## AIM
Work out how many lines of the listing hold "name", then state only that count.

Figure contents as structured data:
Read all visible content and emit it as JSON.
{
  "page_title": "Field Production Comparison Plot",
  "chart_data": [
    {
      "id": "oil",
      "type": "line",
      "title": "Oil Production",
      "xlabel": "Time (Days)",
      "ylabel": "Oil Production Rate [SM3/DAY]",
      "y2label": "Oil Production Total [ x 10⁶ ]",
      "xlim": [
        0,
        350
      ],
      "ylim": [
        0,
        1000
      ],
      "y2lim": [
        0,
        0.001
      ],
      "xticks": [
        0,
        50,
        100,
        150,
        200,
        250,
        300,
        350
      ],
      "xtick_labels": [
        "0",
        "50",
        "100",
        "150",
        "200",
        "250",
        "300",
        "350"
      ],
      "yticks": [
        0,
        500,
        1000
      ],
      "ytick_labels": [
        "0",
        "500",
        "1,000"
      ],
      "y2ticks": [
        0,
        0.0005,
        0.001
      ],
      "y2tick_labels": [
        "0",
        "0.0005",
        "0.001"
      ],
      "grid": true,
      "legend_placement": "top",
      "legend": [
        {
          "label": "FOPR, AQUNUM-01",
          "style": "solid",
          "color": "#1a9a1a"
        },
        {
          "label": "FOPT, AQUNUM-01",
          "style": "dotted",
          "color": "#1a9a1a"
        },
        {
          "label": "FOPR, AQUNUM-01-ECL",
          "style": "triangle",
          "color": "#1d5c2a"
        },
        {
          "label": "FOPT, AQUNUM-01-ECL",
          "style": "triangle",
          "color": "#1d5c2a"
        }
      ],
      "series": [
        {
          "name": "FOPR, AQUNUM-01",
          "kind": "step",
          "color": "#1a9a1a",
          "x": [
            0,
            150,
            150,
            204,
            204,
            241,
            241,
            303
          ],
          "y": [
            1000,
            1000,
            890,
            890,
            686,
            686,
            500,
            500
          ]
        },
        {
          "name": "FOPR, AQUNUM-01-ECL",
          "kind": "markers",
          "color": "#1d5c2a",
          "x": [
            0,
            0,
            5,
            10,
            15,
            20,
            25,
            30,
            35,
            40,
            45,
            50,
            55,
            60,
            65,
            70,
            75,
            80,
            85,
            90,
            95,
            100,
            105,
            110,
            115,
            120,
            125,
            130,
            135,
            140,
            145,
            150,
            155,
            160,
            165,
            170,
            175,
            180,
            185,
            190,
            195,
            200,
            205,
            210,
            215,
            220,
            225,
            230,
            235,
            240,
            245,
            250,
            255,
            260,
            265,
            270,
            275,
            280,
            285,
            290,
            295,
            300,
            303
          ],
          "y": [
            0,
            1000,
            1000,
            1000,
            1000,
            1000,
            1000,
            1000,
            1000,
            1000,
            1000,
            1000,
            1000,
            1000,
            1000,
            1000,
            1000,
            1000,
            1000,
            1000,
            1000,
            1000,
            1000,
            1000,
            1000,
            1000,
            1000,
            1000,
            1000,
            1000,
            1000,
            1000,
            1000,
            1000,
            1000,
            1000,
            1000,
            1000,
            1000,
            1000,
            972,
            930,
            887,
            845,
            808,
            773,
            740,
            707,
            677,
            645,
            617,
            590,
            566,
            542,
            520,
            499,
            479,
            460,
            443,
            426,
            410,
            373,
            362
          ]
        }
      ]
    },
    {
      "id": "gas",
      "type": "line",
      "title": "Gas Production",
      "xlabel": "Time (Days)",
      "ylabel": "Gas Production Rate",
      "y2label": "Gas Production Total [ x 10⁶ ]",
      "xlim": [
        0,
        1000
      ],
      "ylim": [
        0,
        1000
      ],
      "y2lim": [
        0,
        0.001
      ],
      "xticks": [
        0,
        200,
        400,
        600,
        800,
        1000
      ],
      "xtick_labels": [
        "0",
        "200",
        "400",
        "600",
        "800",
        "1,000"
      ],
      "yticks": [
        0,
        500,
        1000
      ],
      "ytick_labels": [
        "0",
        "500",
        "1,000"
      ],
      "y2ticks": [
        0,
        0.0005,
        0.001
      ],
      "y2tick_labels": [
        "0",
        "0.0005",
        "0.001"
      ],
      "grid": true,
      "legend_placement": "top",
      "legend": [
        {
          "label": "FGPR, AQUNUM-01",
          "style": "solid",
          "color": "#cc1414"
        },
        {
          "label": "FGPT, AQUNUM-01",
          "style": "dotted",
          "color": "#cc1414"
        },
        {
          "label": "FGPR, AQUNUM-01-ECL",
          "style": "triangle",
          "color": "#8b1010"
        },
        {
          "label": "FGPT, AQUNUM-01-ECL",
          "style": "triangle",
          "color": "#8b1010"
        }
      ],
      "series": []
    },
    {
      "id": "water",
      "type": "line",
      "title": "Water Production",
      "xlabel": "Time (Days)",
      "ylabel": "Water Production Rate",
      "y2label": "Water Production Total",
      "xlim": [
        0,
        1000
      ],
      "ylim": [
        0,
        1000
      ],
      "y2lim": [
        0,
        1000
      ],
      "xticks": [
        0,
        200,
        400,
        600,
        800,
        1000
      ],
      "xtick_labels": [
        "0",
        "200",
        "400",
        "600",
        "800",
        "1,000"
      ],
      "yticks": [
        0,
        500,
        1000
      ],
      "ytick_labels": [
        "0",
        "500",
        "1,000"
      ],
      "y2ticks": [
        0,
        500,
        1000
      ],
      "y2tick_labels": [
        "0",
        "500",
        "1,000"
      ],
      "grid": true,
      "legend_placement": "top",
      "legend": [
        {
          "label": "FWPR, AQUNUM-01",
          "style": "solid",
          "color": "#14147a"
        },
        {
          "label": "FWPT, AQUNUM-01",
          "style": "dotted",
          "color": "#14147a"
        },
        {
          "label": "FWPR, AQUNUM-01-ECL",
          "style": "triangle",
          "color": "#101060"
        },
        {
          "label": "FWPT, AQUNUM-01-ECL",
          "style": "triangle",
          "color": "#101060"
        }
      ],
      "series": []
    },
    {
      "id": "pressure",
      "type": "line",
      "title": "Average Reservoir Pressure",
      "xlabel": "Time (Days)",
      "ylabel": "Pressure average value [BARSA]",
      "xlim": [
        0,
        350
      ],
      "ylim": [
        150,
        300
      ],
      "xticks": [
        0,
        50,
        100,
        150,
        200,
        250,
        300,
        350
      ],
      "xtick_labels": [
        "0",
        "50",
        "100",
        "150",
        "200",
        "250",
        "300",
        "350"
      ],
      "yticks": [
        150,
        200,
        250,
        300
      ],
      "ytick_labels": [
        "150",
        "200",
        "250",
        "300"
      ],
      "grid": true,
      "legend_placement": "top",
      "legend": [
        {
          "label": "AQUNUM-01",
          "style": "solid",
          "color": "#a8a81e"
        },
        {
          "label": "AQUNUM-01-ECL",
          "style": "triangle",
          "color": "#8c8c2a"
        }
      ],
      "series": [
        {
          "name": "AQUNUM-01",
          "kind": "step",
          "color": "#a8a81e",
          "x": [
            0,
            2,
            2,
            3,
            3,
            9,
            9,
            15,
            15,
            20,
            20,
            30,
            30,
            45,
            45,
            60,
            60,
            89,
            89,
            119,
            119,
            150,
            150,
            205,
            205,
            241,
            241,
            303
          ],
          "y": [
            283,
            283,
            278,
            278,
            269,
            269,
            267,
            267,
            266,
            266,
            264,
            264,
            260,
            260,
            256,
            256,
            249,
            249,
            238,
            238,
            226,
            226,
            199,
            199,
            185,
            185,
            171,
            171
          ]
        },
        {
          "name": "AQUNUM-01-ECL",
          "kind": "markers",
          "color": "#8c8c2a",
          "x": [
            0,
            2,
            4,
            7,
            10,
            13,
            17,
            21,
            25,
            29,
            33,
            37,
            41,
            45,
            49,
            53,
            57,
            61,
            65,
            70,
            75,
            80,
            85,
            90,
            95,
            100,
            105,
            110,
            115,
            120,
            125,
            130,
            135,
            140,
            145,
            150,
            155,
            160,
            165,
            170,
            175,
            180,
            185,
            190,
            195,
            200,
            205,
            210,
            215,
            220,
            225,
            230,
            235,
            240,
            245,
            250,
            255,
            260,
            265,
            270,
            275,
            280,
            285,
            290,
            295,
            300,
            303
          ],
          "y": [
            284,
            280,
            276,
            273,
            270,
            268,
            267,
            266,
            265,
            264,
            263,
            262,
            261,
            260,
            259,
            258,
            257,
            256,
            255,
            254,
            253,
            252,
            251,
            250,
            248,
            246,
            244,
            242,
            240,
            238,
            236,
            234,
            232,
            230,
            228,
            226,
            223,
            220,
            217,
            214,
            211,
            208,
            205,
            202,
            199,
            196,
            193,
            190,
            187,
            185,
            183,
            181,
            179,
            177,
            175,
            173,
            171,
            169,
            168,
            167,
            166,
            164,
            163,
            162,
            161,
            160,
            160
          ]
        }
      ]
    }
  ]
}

## FULL SOLUTION
4